Excerpted passage –
• • • • • • •

Instructor: Dr. Kambiz Saffarizadeh

---

Credit: Laurence Moroney (https://github.com/lmoroney)

Install `beautifulsoup4` to manipulate HTML. (`beautifulsoup4` is preinstalled on Colab environment.)

Side Note: this library is mostly used for web scraping.

In [None]:
!pip install beautifulsoup4



In [None]:
import tensorflow as tf
from tensorflow import keras
import tensorflow_datasets as tfds
import numpy as np

# Data

## Download the dataset

In [None]:
train_dataset = tfds.load('imdb_reviews', split="train")

It is easier to first convert the dataset to an iterable of numpy arrays using `tfds.as_numpy()` before preprocessing the textual data.

In [None]:
train_dataset = tfds.as_numpy(train_dataset)

You can iterate through the dataset to see how it looks like:

In [None]:
for item in train_dataset:
  print(item)

• • • • • • •

Data entries –

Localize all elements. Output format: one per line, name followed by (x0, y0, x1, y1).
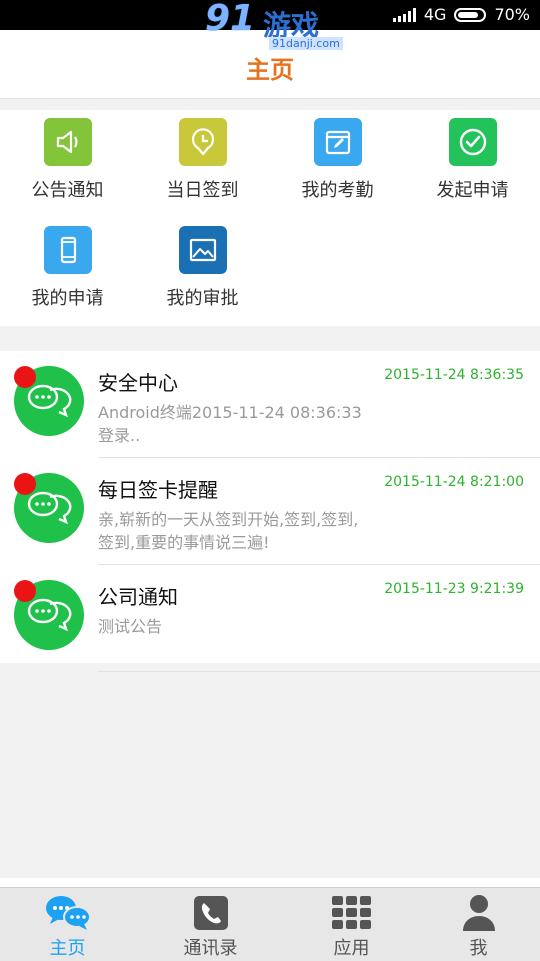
message-title: 公司通知 (98, 585, 178, 609)
check-circle-icon (448, 118, 497, 166)
bottom-nav: 主页 通讯录 应用 我 (0, 887, 540, 961)
page-title: 主页 (246, 56, 294, 84)
calendar-edit-icon (313, 118, 362, 166)
nav-label: 主页 (49, 938, 86, 959)
nav-home[interactable]: 主页 (0, 888, 135, 961)
apps-grid-icon (284, 892, 419, 934)
tile-label: 我的申请 (31, 288, 104, 309)
message-time: 2015-11-24 8:21:00 (384, 474, 524, 490)
status-indicators: 4G 70% (392, 5, 530, 24)
message-time: 2015-11-23 9:21:39 (384, 581, 524, 597)
nav-label: 我 (469, 938, 488, 959)
phone-handset-icon (143, 892, 278, 934)
unread-badge (14, 580, 36, 602)
message-preview: Android终端2015-11-24 08:36:33登录.. (98, 403, 362, 445)
tile-my-attendance[interactable]: 我的考勤 (270, 110, 405, 210)
tile-daily-checkin[interactable]: 当日签到 (135, 110, 270, 210)
battery-level: 70% (494, 5, 530, 24)
message-title: 每日签卡提醒 (98, 478, 218, 502)
nav-contacts[interactable]: 通讯录 (143, 888, 278, 961)
nav-me[interactable]: 我 (411, 888, 540, 961)
message-title: 安全中心 (98, 371, 178, 395)
picture-icon (178, 226, 227, 274)
function-grid: 公告通知 当日签到 我的考勤 发起申请 我的申请 我的审批 (0, 110, 540, 326)
tile-label: 我的审批 (166, 288, 239, 309)
person-icon (411, 892, 540, 934)
tile-my-applications[interactable]: 我的申请 (0, 218, 135, 318)
nav-label: 通讯录 (183, 938, 238, 959)
message-preview: 亲,崭新的一天从签到开始,签到,签到,签到,重要的事情说三遍! (98, 510, 359, 552)
battery-icon (454, 7, 487, 22)
header: 主页 (0, 30, 540, 99)
nav-label: 应用 (333, 938, 370, 959)
tile-label: 公告通知 (31, 180, 104, 201)
tile-announcements[interactable]: 公告通知 (0, 110, 135, 210)
clock-pin-icon (178, 118, 227, 166)
unread-badge (14, 366, 36, 388)
message-list: 安全中心 2015-11-24 8:36:35 Android终端2015-11… (0, 351, 540, 672)
tile-label: 我的考勤 (301, 180, 374, 201)
status-bar: 4G 70% (0, 0, 540, 30)
message-preview: 测试公告 (98, 617, 163, 636)
nav-apps[interactable]: 应用 (284, 888, 419, 961)
network-type: 4G (423, 5, 447, 24)
tile-label: 当日签到 (166, 180, 239, 201)
speaker-icon (43, 118, 92, 166)
phone-icon (43, 226, 92, 274)
unread-badge (14, 473, 36, 495)
message-time: 2015-11-24 8:36:35 (384, 367, 524, 383)
message-row[interactable]: 安全中心 2015-11-24 8:36:35 Android终端2015-11… (0, 351, 540, 458)
chat-bubbles-icon (0, 892, 135, 934)
tile-start-application[interactable]: 发起申请 (405, 110, 540, 210)
signal-icon (392, 7, 416, 22)
tile-my-approvals[interactable]: 我的审批 (135, 218, 270, 318)
message-row[interactable]: 每日签卡提醒 2015-11-24 8:21:00 亲,崭新的一天从签到开始,签… (0, 458, 540, 565)
tile-label: 发起申请 (436, 180, 509, 201)
message-row[interactable]: 公司通知 2015-11-23 9:21:39 测试公告 (0, 565, 540, 672)
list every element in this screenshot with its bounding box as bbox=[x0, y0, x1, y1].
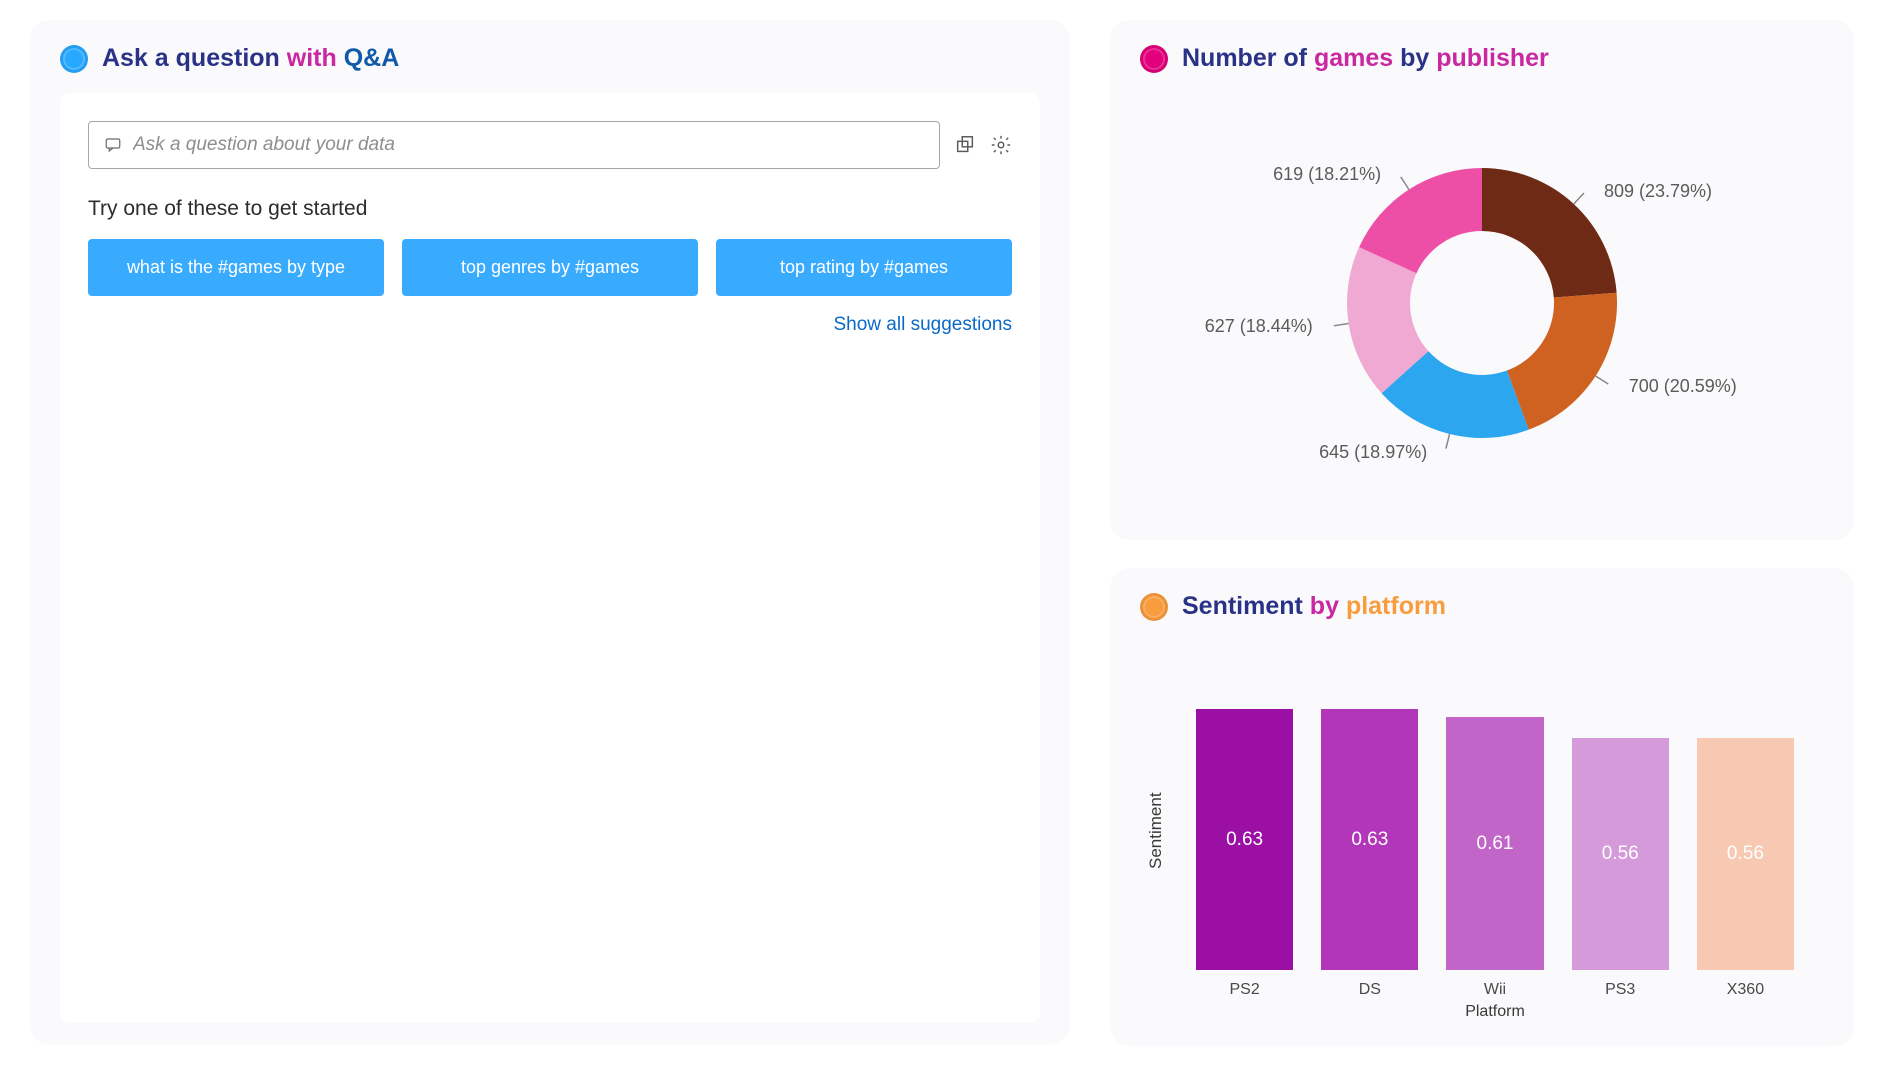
donut-slice-label: 619 (18.21%) bbox=[1273, 164, 1381, 185]
donut-svg bbox=[1332, 153, 1632, 453]
x-axis-label: Platform bbox=[1166, 1003, 1824, 1021]
qna-input[interactable] bbox=[133, 134, 925, 156]
categories-row: PS2 DS Wii PS3 X360 bbox=[1166, 971, 1824, 999]
bar-header: Sentiment by platform bbox=[1140, 592, 1824, 621]
donut-slice-label: 809 (23.79%) bbox=[1604, 181, 1712, 202]
bar-rect[interactable]: 0.63 bbox=[1321, 709, 1418, 970]
bar-item: 0.56 bbox=[1697, 738, 1794, 970]
qna-title: Ask a question with Q&A bbox=[102, 44, 399, 73]
qna-header: Ask a question with Q&A bbox=[60, 44, 1040, 73]
dot-icon bbox=[60, 45, 88, 73]
donut-chart: 809 (23.79%) 700 (20.59%) 645 (18.97%) 627 … bbox=[1140, 93, 1824, 513]
bar-category-label: PS3 bbox=[1572, 981, 1669, 999]
donut-card: Number of games by publisher 809 (23.79%… bbox=[1110, 20, 1854, 540]
bar-item: 0.63 bbox=[1196, 709, 1293, 970]
suggestion-button[interactable]: what is the #games by type bbox=[88, 239, 384, 296]
qna-card: Ask a question with Q&A Try one of these… bbox=[30, 20, 1070, 1045]
donut-slice[interactable] bbox=[1482, 168, 1617, 298]
bar-item: 0.63 bbox=[1321, 709, 1418, 970]
bar-title-part: by bbox=[1303, 592, 1346, 620]
chat-icon bbox=[103, 136, 123, 154]
bars-row: 0.63 0.63 0.61 0.56 0.56 bbox=[1166, 641, 1824, 971]
qna-input-wrap[interactable] bbox=[88, 121, 940, 169]
bar-item: 0.56 bbox=[1572, 738, 1669, 970]
bar-title-part: platform bbox=[1346, 592, 1446, 620]
bar-category-label: DS bbox=[1321, 981, 1418, 999]
dot-icon bbox=[1140, 45, 1168, 73]
donut-slice-label: 645 (18.97%) bbox=[1319, 442, 1427, 463]
donut-slice-label: 700 (20.59%) bbox=[1629, 376, 1737, 397]
donut-title-part: publisher bbox=[1436, 44, 1549, 72]
qna-title-part: Ask a question bbox=[102, 44, 280, 72]
show-all-wrap: Show all suggestions bbox=[88, 314, 1012, 336]
donut-slice-label: 627 (18.44%) bbox=[1205, 316, 1313, 337]
bar-card: Sentiment by platform Sentiment 0.630.63… bbox=[1110, 568, 1854, 1046]
input-row bbox=[88, 121, 1012, 169]
popout-icon[interactable] bbox=[954, 134, 976, 156]
suggestions-row: what is the #games by type top genres by… bbox=[88, 239, 1012, 296]
bar-rect[interactable]: 0.63 bbox=[1196, 709, 1293, 970]
bar-title-part: Sentiment bbox=[1182, 592, 1303, 620]
donut-title: Number of games by publisher bbox=[1182, 44, 1549, 73]
donut-title-part: by bbox=[1393, 44, 1436, 72]
bar-category-label: X360 bbox=[1697, 981, 1794, 999]
suggestion-button[interactable]: top genres by #games bbox=[402, 239, 698, 296]
try-prompt: Try one of these to get started bbox=[88, 197, 1012, 221]
dot-icon bbox=[1140, 593, 1168, 621]
y-axis-label: Sentiment bbox=[1140, 641, 1166, 1021]
donut-slice[interactable] bbox=[1507, 293, 1617, 430]
show-all-link[interactable]: Show all suggestions bbox=[834, 314, 1013, 335]
donut-title-part: Number of bbox=[1182, 44, 1314, 72]
bar-rect[interactable]: 0.61 bbox=[1446, 717, 1543, 970]
bar-item: 0.61 bbox=[1446, 717, 1543, 970]
qna-title-part: with bbox=[280, 44, 344, 72]
qna-title-part: Q&A bbox=[344, 44, 400, 72]
bar-category-label: Wii bbox=[1446, 981, 1543, 999]
donut-title-part: games bbox=[1314, 44, 1393, 72]
bar-rect[interactable]: 0.56 bbox=[1697, 738, 1794, 970]
bars-area: 0.63 0.63 0.61 0.56 0.56 PS2 DS Wii PS3 X360 Pla… bbox=[1166, 641, 1824, 1021]
gear-icon[interactable] bbox=[990, 134, 1012, 156]
suggestion-button[interactable]: top rating by #games bbox=[716, 239, 1012, 296]
bar-category-label: PS2 bbox=[1196, 981, 1293, 999]
bar-rect[interactable]: 0.56 bbox=[1572, 738, 1669, 970]
bar-chart: Sentiment 0.630.630.610.560.56 PS2DSWiiP… bbox=[1140, 641, 1824, 1021]
bar-title: Sentiment by platform bbox=[1182, 592, 1446, 621]
donut-header: Number of games by publisher bbox=[1140, 44, 1824, 73]
qna-body: Try one of these to get started what is … bbox=[60, 93, 1040, 1023]
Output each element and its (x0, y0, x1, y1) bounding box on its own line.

• • • • • • •

Exercise tasks –
a) According to the IMDB reviews notebook, what is the beautifulsoup4 library mostly used for?
b) Write the next part of the IMDB reviews notebook, picking up after its final line.

Answers –
a) Web scraping.

b)
  break # breaks the loop after one iteration

{'label': 0, 'text': b"This was an absolutely terrible movie. Don't be lured in by Christopher Walken or Michael Ironside. Both are great actors, but this must simply be their worst role in history. Even their great acting could not redeem this movie's ridiculous storyline. This movie is an early nineties US propaganda piece. The most pathetic scenes were those when the Columbian rebels were making their cases for revolutions. Maria Conchita Alonso appeared phony, and her pseudo-love affair with Walken was nothing but a pathetic emotional plug in a movie that was devoid of any real meaning. I am disappointed that there are movies like this, ruining actor's like Christopher Walken's good name. I could barely sit through it."}


In [None]:
# Alternative to check what's going on inside the dataset
train_dataset_iterator = iter(train_dataset)
next(train_dataset_iterator)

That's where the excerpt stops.